++++ Material for the task ++++

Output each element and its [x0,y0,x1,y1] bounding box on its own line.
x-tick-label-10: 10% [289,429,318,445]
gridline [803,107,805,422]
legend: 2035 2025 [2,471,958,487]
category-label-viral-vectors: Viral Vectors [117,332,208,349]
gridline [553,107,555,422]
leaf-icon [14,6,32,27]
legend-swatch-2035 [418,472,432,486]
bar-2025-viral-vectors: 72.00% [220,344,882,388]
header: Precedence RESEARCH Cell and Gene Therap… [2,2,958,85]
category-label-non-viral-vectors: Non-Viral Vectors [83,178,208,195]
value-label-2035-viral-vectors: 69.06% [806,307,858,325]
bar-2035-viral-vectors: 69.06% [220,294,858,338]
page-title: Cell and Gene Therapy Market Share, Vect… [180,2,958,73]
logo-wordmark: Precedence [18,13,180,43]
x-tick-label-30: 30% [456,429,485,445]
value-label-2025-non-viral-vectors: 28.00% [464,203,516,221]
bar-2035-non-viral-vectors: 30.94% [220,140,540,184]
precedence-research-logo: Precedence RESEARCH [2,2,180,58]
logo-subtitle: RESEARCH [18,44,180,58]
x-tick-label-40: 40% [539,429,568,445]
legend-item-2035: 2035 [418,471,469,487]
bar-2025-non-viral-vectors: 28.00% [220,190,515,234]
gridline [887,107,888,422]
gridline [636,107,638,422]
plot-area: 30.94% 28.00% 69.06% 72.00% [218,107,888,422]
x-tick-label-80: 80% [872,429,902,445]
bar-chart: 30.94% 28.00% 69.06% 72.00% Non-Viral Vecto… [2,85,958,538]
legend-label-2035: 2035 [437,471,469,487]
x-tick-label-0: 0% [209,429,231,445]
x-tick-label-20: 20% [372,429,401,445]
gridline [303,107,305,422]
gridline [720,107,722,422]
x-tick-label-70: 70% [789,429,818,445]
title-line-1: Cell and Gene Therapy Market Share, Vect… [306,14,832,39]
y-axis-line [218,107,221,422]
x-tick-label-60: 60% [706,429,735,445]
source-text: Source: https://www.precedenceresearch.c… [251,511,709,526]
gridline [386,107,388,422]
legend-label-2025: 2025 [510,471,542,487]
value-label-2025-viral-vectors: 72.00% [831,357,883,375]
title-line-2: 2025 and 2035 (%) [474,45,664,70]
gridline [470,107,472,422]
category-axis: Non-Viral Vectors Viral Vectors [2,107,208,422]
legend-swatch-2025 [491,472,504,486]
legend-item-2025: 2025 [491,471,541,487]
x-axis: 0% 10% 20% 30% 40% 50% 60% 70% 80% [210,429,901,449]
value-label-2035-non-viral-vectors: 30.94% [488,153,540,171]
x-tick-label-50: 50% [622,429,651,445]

++++

§ **Task directions**: Out of the preceding entries, pull each line that contains the word "swatch".

§ **Response box**:
legend-swatch-2035 [418,472,432,486]
legend-swatch-2025 [491,472,504,486]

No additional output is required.